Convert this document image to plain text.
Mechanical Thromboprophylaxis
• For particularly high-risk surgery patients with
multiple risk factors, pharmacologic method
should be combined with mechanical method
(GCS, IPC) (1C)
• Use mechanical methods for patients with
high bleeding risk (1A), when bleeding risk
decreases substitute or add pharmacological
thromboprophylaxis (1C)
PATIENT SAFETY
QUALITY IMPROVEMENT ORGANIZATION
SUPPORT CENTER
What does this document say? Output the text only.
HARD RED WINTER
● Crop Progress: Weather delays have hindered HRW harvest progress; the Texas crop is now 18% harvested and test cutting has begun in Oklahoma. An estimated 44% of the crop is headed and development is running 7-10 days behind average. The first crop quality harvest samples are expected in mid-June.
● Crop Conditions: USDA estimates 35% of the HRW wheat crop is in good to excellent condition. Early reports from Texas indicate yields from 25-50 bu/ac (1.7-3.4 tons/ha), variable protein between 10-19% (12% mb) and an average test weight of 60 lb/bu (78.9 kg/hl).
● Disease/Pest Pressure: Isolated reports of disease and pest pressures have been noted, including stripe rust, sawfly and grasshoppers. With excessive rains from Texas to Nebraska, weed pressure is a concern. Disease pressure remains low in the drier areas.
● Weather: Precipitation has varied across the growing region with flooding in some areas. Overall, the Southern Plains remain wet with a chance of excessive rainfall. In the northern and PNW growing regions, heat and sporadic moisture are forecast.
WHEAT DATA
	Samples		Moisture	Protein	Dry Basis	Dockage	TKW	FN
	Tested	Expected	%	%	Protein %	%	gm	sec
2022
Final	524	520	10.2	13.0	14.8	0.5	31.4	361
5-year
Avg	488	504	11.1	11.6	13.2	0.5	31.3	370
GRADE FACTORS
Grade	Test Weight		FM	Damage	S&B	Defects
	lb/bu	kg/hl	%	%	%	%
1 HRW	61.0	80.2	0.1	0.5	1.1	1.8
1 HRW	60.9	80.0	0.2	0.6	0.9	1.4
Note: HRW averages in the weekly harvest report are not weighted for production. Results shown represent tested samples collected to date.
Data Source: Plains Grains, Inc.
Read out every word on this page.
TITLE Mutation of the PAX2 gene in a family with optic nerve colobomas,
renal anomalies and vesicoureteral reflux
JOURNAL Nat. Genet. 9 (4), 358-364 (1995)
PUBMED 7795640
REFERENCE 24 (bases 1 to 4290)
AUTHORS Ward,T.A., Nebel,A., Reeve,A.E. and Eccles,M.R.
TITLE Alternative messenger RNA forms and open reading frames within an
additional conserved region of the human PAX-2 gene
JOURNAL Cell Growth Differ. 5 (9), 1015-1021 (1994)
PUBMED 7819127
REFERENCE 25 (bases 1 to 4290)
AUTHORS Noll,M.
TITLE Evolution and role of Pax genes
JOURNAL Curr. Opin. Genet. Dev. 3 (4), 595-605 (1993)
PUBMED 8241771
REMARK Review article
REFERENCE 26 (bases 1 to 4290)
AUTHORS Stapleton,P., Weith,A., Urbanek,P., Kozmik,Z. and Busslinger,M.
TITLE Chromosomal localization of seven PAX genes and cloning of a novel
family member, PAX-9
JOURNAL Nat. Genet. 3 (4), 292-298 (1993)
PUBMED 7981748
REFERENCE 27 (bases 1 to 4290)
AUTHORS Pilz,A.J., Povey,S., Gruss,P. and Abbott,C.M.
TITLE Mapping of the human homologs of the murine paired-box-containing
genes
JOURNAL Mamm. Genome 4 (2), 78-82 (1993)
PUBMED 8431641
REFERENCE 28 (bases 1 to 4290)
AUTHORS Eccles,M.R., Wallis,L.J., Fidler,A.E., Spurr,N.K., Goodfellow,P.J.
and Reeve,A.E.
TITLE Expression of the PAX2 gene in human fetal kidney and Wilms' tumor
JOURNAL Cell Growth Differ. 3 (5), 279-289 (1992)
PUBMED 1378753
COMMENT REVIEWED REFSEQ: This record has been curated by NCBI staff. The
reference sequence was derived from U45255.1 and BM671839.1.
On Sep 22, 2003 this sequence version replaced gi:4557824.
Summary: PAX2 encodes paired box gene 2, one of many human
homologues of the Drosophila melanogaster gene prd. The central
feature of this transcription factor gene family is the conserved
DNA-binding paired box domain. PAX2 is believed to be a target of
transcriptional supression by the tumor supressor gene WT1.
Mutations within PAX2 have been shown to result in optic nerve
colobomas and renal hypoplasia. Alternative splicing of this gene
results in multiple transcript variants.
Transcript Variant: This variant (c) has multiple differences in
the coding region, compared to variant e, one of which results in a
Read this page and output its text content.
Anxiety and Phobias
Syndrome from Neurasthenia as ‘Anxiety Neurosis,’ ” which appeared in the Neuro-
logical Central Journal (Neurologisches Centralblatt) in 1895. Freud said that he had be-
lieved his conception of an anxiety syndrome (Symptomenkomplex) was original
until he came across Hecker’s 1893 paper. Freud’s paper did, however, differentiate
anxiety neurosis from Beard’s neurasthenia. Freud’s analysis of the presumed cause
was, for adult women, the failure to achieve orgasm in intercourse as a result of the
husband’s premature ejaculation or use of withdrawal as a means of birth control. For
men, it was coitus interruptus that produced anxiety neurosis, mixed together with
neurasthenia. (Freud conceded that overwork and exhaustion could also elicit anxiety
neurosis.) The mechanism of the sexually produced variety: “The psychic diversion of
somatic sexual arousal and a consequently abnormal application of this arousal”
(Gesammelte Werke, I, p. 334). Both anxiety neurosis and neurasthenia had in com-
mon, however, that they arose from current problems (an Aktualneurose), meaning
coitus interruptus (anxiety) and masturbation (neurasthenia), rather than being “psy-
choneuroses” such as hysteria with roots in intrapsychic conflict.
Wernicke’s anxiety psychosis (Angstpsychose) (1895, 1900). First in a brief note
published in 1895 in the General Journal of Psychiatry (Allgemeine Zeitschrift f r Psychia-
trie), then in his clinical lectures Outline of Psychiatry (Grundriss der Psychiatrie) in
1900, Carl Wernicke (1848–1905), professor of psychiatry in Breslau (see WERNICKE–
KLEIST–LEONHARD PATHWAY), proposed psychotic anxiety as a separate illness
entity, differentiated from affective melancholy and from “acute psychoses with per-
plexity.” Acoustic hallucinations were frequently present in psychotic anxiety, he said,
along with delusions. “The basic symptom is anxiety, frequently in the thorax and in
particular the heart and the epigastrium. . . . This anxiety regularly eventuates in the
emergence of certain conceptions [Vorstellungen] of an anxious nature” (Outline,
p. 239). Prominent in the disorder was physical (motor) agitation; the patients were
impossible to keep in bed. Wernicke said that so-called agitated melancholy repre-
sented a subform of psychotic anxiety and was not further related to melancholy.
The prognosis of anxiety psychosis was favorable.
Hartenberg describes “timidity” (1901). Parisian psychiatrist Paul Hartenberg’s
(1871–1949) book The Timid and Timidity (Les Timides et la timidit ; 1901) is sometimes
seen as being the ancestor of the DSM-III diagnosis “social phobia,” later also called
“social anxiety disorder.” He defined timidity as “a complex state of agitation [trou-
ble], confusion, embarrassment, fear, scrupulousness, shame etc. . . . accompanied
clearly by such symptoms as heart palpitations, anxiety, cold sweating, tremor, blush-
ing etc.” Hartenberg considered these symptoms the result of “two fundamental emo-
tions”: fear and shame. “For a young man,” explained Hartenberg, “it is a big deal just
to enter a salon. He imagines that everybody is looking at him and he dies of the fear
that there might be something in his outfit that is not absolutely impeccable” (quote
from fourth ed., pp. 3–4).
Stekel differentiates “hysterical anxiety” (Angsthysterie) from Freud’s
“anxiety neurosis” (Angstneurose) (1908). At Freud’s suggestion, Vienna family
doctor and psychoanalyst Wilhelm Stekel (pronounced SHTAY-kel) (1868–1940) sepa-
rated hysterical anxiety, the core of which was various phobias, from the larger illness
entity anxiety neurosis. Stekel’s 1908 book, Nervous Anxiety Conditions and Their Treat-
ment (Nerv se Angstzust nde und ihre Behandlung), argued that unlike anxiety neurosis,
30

☆ ☆ ☆

Please go through the data above and copy each line containing the word "Hartenberg".

- Response box -
Hartenberg describes “timidity” (1901). Parisian psychiatrist Paul Hartenberg’s
ing etc.” Hartenberg considered these symptoms the result of “two fundamental emo-
tions”: fear and shame. “For a young man,” explained Hartenberg, “it is a big deal just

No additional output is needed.